PROMPT — All of the lines below should be printed again exactly as they are.

──────

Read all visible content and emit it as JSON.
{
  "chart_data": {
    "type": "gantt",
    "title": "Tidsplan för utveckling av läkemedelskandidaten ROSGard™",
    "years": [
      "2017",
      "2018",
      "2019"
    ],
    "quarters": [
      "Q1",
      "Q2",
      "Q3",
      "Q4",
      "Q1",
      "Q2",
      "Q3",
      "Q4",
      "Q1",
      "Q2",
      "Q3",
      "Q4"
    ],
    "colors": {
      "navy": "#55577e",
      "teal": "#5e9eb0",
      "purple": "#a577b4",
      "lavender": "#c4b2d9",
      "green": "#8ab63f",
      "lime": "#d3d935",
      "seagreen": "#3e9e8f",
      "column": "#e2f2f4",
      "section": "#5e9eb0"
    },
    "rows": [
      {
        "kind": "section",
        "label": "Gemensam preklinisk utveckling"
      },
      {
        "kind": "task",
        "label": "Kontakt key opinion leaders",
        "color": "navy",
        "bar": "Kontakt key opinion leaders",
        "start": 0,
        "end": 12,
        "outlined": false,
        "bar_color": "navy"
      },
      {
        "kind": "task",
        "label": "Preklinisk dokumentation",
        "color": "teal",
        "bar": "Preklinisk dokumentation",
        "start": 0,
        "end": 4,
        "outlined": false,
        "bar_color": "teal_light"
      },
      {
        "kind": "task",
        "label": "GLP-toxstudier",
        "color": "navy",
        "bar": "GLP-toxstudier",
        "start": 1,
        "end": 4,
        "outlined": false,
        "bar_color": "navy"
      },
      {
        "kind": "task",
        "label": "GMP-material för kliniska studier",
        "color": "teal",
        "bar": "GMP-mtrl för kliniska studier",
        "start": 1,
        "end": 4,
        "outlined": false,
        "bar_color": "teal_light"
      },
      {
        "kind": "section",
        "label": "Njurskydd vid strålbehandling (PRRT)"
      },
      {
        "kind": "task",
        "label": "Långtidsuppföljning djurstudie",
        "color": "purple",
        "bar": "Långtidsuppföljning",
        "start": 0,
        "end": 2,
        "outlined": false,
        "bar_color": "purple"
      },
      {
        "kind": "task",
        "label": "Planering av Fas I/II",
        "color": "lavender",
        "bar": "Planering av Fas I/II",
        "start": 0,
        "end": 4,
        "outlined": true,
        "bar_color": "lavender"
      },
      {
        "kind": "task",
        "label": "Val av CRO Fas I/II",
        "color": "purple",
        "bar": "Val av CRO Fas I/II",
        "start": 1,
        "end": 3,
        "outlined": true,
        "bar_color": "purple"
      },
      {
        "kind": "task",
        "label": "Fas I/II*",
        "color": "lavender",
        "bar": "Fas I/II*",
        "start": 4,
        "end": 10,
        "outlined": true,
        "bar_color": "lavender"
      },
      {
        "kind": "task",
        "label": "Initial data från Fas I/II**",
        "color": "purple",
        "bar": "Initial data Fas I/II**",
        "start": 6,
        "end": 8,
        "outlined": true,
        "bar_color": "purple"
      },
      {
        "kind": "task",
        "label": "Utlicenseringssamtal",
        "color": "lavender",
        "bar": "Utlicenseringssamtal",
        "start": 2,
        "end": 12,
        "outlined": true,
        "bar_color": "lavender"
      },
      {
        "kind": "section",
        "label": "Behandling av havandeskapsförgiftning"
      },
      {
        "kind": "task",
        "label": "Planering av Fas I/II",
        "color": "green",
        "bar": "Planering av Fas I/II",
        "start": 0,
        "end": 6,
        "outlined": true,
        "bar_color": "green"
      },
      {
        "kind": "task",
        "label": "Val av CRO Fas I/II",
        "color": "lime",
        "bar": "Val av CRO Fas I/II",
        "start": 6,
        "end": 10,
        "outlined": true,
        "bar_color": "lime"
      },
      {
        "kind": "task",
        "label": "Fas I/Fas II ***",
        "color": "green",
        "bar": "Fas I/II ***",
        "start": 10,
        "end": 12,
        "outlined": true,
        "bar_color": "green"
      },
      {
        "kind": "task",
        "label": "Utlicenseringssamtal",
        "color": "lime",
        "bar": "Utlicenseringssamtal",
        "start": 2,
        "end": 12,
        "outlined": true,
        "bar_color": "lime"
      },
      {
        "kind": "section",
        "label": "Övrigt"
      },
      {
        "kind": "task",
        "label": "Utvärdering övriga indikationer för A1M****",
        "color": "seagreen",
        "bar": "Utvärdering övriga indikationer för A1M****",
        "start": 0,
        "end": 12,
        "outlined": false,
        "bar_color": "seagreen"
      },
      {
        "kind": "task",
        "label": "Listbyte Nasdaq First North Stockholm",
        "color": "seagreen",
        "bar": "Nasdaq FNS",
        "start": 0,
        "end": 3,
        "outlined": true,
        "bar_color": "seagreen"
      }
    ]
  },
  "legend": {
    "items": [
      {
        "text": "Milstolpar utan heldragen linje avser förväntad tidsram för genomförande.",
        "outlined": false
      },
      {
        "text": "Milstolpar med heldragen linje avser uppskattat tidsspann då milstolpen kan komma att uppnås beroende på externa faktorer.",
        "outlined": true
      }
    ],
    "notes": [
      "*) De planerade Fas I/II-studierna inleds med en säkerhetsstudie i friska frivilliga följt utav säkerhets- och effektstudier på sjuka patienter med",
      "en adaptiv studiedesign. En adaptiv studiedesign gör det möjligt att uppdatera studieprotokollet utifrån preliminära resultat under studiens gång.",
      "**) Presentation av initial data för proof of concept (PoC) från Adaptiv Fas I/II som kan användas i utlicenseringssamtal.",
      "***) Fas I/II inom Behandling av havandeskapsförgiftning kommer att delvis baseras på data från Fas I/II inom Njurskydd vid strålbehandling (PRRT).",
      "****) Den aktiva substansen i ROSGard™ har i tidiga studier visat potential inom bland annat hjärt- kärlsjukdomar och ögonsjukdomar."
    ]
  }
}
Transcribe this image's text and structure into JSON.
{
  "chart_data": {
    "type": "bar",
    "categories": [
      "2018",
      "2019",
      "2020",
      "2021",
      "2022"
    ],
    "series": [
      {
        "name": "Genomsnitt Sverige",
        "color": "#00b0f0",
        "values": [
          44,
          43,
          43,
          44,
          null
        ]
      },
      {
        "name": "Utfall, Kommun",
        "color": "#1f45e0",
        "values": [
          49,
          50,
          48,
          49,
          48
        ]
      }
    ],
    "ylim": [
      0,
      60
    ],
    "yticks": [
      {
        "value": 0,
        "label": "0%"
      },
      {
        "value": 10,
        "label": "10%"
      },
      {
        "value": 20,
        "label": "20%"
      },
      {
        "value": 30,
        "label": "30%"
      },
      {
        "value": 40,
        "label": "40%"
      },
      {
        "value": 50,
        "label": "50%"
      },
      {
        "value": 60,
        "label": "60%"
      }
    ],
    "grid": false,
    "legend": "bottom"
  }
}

──────

SOLUTION TO THE PROBLEM —
Read all visible content and emit it as JSON.
{
  "chart_data": {
    "type": "gantt",
    "title": "Tidsplan för utveckling av läkemedelskandidaten ROSGard™",
    "years": [
      "2017",
      "2018",
      "2019"
    ],
    "quarters": [
      "Q1",
      "Q2",
      "Q3",
      "Q4",
      "Q1",
      "Q2",
      "Q3",
      "Q4",
      "Q1",
      "Q2",
      "Q3",
      "Q4"
    ],
    "colors": {
      "navy": "#55577e",
      "teal": "#5e9eb0",
      "purple": "#a577b4",
      "lavender": "#c4b2d9",
      "green": "#8ab63f",
      "lime": "#d3d935",
      "seagreen": "#3e9e8f",
      "column": "#e2f2f4",
      "section": "#5e9eb0"
    },
    "rows": [
      {
        "kind": "section",
        "label": "Gemensam preklinisk utveckling"
      },
      {
        "kind": "task",
        "label": "Kontakt key opinion leaders",
        "color": "navy",
        "bar": "Kontakt key opinion leaders",
        "start": 0,
        "end": 12,
        "outlined": false,
        "bar_color": "navy"
      },
      {
        "kind": "task",
        "label": "Preklinisk dokumentation",
        "color": "teal",
        "bar": "Preklinisk dokumentation",
        "start": 0,
        "end": 4,
        "outlined": false,
        "bar_color": "teal_light"
      },
      {
        "kind": "task",
        "label": "GLP-toxstudier",
        "color": "navy",
        "bar": "GLP-toxstudier",
        "start": 1,
        "end": 4,
        "outlined": false,
        "bar_color": "navy"
      },
      {
        "kind": "task",
        "label": "GMP-material för kliniska studier",
        "color": "teal",
        "bar": "GMP-mtrl för kliniska studier",
        "start": 1,
        "end": 4,
        "outlined": false,
        "bar_color": "teal_light"
      },
      {
        "kind": "section",
        "label": "Njurskydd vid strålbehandling (PRRT)"
      },
      {
        "kind": "task",
        "label": "Långtidsuppföljning djurstudie",
        "color": "purple",
        "bar": "Långtidsuppföljning",
        "start": 0,
        "end": 2,
        "outlined": false,
        "bar_color": "purple"
      },
      {
        "kind": "task",
        "label": "Planering av Fas I/II",
        "color": "lavender",
        "bar": "Planering av Fas I/II",
        "start": 0,
        "end": 4,
        "outlined": true,
        "bar_color": "lavender"
      },
      {
        "kind": "task",
        "label": "Val av CRO Fas I/II",
        "color": "purple",
        "bar": "Val av CRO Fas I/II",
        "start": 1,
        "end": 3,
        "outlined": true,
        "bar_color": "purple"
      },
      {
        "kind": "task",
        "label": "Fas I/II*",
        "color": "lavender",
        "bar": "Fas I/II*",
        "start": 4,
        "end": 10,
        "outlined": true,
        "bar_color": "lavender"
      },
      {
        "kind": "task",
        "label": "Initial data från Fas I/II**",
        "color": "purple",
        "bar": "Initial data Fas I/II**",
        "start": 6,
        "end": 8,
        "outlined": true,
        "bar_color": "purple"
      },
      {
        "kind": "task",
        "label": "Utlicenseringssamtal",
        "color": "lavender",
        "bar": "Utlicenseringssamtal",
        "start": 2,
        "end": 12,
        "outlined": true,
        "bar_color": "lavender"
      },
      {
        "kind": "section",
        "label": "Behandling av havandeskapsförgiftning"
      },
      {
        "kind": "task",
        "label": "Planering av Fas I/II",
        "color": "green",
        "bar": "Planering av Fas I/II",
        "start": 0,
        "end": 6,
        "outlined": true,
        "bar_color": "green"
      },
      {
        "kind": "task",
        "label": "Val av CRO Fas I/II",
        "color": "lime",
        "bar": "Val av CRO Fas I/II",
        "start": 6,
        "end": 10,
        "outlined": true,
        "bar_color": "lime"
      },
      {
        "kind": "task",
        "label": "Fas I/Fas II ***",
        "color": "green",
        "bar": "Fas I/II ***",
        "start": 10,
        "end": 12,
        "outlined": true,
        "bar_color": "green"
      },
      {
        "kind": "task",
        "label": "Utlicenseringssamtal",
        "color": "lime",
        "bar": "Utlicenseringssamtal",
        "start": 2,
        "end": 12,
        "outlined": true,
        "bar_color": "lime"
      },
      {
        "kind": "section",
        "label": "Övrigt"
      },
      {
        "kind": "task",
        "label": "Utvärdering övriga indikationer för A1M****",
        "color": "seagreen",
        "bar": "Utvärdering övriga indikationer för A1M****",
        "start": 0,
        "end": 12,
        "outlined": false,
        "bar_color": "seagreen"
      },
      {
        "kind": "task",
        "label": "Listbyte Nasdaq First North Stockholm",
        "color": "seagreen",
        "bar": "Nasdaq FNS",
        "start": 0,
        "end": 3,
        "outlined": true,
        "bar_color": "seagreen"
      }
    ]
  },
  "legend": {
    "items": [
      {
        "text": "Milstolpar utan heldragen linje avser förväntad tidsram för genomförande.",
        "outlined": false
      },
      {
        "text": "Milstolpar med heldragen linje avser uppskattat tidsspann då milstolpen kan komma att uppnås beroende på externa faktorer.",
        "outlined": true
      }
    ],
    "notes": [
      "*) De planerade Fas I/II-studierna inleds med en säkerhetsstudie i friska frivilliga följt utav säkerhets- och effektstudier på sjuka patienter med",
      "en adaptiv studiedesign. En adaptiv studiedesign gör det möjligt att uppdatera studieprotokollet utifrån preliminära resultat under studiens gång.",
      "**) Presentation av initial data för proof of concept (PoC) från Adaptiv Fas I/II som kan användas i utlicenseringssamtal.",
      "***) Fas I/II inom Behandling av havandeskapsförgiftning kommer att delvis baseras på data från Fas I/II inom Njurskydd vid strålbehandling (PRRT).",
      "****) Den aktiva substansen i ROSGard™ har i tidiga studier visat potential inom bland annat hjärt- kärlsjukdomar och ögonsjukdomar."
    ]
  }
}
Transcribe this image's text and structure into JSON.
{
  "chart_data": {
    "type": "bar",
    "categories": [
      "2018",
      "2019",
      "2020",
      "2021",
      "2022"
    ],
    "series": [
      {
        "name": "Genomsnitt Sverige",
        "color": "#00b0f0",
        "values": [
          44,
          43,
          43,
          44,
          null
        ]
      },
      {
        "name": "Utfall, Kommun",
        "color": "#1f45e0",
        "values": [
          49,
          50,
          48,
          49,
          48
        ]
      }
    ],
    "ylim": [
      0,
      60
    ],
    "yticks": [
      {
        "value": 0,
        "label": "0%"
      },
      {
        "value": 10,
        "label": "10%"
      },
      {
        "value": 20,
        "label": "20%"
      },
      {
        "value": 30,
        "label": "30%"
      },
      {
        "value": 40,
        "label": "40%"
      },
      {
        "value": 50,
        "label": "50%"
      },
      {
        "value": 60,
        "label": "60%"
      }
    ],
    "grid": false,
    "legend": "bottom"
  }
}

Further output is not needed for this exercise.